Document:
Auburn University Theatre is pleased to announce auditions for its fall productions of Nunsense by Dan Goggin and Vinegar Tom by Caryl Churchill on August 20-21-22, 2014 in the Telfair Peet Theatre. Interested performers should prepare two contrasting 30 second monologues from plays of their choice and a 30 second excerpt from an up tempo Broadway show tune for the August 20 general auditions. Nunsense callbacks will take place on Thursday and Friday, August 21-22, with Thursday’s session devoted to cold readings from the script and Friday’s callbacks devoted to singing auditions using material from the show and a dance audition. Callbacks will be held for Vinegar Tom on Thursday, August 21 beginning with singing auditions and followed by cold readings from the script. Actors are not required to prepare material from Nunsense or Vinegar Tom for the August 20 general auditions, but will be expected to read and sing from the scripts themselves at callbacks. For more information please contact Dan LaRocque (Nunsense) at or Chase Bringardner (Vinegar Tom) at Auditions for these two productions are open to the entire Auburn University community. Both directors are actively seeking diverse casts, with a particular need for an African-American female actress/singer in Nunsense.

What needs to be done: In the audition announcement, where will the auditions take place?

Supplied material:
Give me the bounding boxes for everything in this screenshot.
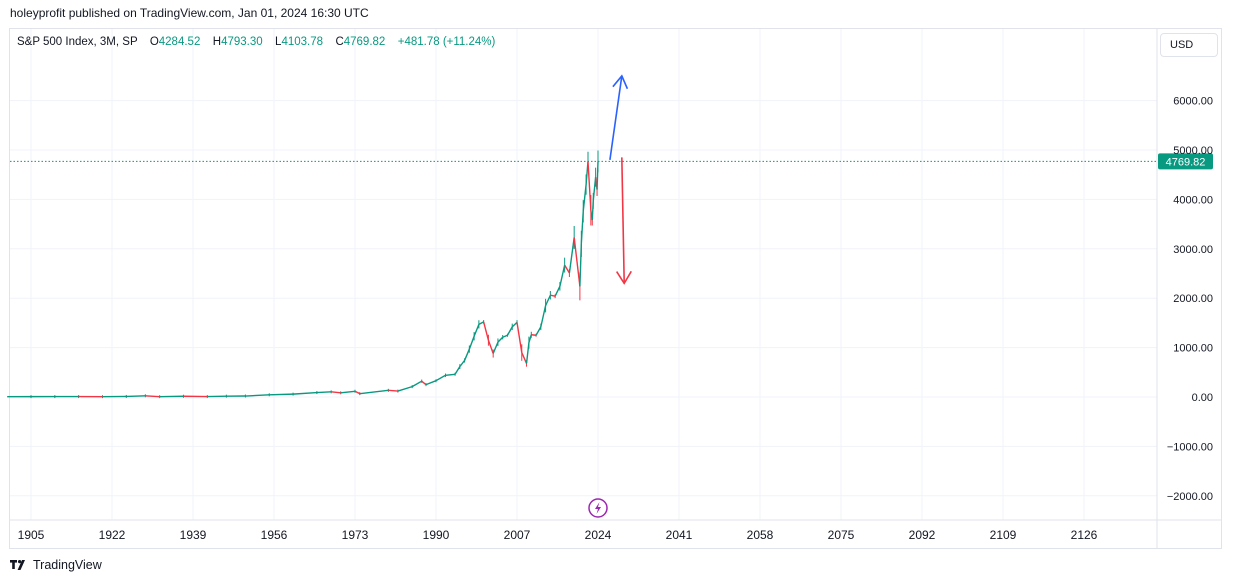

Reply: In the Telfair Peet Theatre.